• Work to complete: Select all lines holding the word "component" from the entries that follow.

• Recorded data:
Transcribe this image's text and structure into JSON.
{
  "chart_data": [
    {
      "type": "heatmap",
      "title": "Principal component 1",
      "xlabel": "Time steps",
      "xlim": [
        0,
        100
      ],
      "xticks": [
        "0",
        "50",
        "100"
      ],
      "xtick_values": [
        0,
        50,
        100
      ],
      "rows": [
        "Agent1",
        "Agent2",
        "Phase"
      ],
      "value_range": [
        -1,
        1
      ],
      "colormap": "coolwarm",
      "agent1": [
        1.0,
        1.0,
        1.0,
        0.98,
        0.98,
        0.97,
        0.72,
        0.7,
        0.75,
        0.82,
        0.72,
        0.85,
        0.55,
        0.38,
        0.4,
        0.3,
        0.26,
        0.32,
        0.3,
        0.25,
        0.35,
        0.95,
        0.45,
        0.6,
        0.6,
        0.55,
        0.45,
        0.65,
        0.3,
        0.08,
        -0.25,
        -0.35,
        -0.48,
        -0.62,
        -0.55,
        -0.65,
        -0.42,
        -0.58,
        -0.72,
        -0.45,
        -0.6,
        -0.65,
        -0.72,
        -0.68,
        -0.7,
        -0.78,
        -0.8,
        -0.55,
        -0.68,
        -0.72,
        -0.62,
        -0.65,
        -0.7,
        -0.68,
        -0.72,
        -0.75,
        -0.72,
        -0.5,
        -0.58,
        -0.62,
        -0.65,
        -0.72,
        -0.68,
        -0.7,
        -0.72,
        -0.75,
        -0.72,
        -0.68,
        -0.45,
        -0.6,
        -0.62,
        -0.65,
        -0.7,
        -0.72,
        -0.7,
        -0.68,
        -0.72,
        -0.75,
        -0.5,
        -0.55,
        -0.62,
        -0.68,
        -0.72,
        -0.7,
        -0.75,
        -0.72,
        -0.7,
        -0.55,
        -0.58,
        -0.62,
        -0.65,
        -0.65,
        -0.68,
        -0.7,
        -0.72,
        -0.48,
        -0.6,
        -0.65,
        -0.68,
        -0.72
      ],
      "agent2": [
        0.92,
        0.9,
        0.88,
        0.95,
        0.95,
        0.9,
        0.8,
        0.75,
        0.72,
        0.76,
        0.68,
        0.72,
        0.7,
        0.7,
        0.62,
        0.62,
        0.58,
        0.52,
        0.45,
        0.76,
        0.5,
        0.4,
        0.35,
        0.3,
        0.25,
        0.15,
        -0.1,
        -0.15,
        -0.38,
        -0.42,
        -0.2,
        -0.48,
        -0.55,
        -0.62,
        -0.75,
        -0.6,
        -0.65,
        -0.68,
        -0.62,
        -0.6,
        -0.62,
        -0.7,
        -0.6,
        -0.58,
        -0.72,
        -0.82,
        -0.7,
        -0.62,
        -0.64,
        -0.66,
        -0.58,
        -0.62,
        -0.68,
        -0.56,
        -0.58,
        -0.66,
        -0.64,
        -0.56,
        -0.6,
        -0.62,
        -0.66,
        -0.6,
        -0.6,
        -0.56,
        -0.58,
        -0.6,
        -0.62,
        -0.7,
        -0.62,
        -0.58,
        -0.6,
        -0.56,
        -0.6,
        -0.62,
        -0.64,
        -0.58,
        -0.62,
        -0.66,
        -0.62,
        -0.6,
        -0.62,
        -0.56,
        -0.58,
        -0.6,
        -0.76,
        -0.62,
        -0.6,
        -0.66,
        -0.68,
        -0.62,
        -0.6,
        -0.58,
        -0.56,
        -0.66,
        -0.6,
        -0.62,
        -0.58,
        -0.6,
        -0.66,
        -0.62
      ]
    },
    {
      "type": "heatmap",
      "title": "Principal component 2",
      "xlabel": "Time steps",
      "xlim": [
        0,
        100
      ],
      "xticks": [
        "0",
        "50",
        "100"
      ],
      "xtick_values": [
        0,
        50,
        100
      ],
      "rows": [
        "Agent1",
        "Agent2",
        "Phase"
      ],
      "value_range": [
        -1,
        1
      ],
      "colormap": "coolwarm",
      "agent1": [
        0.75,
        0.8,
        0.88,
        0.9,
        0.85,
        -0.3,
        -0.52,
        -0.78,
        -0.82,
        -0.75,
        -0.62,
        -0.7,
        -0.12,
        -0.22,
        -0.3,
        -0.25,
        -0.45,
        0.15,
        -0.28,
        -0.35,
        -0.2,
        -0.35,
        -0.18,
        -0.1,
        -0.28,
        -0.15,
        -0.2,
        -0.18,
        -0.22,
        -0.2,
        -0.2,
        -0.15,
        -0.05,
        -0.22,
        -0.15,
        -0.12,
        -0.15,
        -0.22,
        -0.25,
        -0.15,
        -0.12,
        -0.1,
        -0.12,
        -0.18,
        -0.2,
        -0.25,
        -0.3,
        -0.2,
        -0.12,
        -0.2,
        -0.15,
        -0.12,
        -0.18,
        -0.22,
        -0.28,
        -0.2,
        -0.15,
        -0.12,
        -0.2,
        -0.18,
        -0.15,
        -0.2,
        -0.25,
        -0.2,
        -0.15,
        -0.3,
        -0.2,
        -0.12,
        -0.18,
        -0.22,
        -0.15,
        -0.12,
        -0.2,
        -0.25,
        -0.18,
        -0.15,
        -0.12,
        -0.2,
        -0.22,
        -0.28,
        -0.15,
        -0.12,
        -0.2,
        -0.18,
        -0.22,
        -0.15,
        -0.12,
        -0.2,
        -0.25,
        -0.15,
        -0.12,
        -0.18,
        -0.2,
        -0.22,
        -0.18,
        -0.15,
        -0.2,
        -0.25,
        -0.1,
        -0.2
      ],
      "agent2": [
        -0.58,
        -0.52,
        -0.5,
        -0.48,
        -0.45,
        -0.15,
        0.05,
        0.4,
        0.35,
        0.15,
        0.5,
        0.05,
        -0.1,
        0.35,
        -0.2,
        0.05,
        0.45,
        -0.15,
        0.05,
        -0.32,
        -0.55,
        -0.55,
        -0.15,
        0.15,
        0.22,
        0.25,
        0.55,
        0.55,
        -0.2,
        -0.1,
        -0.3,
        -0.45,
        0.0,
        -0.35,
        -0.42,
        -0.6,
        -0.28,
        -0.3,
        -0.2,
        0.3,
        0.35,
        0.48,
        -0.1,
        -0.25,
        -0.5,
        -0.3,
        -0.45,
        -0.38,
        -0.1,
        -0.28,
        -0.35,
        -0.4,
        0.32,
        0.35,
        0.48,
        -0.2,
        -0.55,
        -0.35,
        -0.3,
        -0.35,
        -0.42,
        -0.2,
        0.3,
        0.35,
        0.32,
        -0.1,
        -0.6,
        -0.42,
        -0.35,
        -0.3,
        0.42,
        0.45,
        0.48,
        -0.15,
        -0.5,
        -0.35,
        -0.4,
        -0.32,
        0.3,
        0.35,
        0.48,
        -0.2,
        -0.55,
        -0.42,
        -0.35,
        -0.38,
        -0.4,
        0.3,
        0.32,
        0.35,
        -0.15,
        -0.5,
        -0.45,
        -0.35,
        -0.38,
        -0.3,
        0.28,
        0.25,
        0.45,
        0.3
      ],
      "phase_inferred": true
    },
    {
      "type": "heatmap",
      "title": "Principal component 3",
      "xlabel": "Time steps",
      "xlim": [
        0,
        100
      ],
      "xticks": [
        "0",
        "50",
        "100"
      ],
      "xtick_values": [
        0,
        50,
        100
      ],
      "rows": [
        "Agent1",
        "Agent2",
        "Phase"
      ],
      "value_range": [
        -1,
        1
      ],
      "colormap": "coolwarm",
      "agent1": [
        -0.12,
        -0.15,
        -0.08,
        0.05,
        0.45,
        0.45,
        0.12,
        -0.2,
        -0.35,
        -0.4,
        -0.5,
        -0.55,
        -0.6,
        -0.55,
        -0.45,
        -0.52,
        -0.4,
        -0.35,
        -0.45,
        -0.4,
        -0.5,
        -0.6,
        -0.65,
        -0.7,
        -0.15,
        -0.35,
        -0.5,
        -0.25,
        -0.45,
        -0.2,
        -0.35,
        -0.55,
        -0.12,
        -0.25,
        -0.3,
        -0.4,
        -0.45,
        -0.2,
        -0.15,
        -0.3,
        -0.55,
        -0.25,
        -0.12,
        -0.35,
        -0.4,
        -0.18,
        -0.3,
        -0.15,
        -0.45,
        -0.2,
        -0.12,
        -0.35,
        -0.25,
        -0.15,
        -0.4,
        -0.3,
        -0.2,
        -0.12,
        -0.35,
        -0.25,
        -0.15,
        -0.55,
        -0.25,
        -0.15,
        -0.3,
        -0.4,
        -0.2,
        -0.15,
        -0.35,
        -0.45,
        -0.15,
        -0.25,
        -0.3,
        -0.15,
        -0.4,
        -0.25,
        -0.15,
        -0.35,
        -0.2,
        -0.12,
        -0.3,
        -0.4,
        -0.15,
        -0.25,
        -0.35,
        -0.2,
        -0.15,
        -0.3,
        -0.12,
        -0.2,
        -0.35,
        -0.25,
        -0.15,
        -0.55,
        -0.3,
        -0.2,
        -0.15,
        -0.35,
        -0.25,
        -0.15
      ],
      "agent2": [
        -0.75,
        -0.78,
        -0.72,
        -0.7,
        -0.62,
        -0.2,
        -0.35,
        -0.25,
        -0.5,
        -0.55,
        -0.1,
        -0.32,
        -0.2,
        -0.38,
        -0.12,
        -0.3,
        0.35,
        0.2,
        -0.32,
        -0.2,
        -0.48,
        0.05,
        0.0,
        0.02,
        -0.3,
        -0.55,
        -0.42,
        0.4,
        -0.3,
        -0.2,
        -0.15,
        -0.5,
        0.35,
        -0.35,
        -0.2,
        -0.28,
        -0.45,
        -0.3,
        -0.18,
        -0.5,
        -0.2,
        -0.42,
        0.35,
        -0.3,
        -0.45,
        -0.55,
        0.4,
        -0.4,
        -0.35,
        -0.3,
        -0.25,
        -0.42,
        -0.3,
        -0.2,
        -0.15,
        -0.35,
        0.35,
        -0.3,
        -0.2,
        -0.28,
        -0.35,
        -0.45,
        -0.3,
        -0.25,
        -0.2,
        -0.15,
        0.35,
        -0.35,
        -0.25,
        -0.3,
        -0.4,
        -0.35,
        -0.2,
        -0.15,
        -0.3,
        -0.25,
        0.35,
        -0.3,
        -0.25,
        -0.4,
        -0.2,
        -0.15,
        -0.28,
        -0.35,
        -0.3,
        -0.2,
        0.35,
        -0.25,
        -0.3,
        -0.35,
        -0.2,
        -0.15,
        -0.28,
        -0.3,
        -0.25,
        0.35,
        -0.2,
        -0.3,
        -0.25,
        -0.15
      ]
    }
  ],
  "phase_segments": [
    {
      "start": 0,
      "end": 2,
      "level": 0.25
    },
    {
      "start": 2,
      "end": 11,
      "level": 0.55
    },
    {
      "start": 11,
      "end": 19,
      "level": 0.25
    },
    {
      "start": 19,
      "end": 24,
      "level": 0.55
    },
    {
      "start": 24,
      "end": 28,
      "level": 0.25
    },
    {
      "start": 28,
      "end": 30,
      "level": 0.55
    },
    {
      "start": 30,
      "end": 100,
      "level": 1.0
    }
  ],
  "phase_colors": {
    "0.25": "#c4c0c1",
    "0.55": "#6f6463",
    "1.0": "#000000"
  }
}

• Task output:
      "title": "Principal component 1",
      "title": "Principal component 2",
      "title": "Principal component 3",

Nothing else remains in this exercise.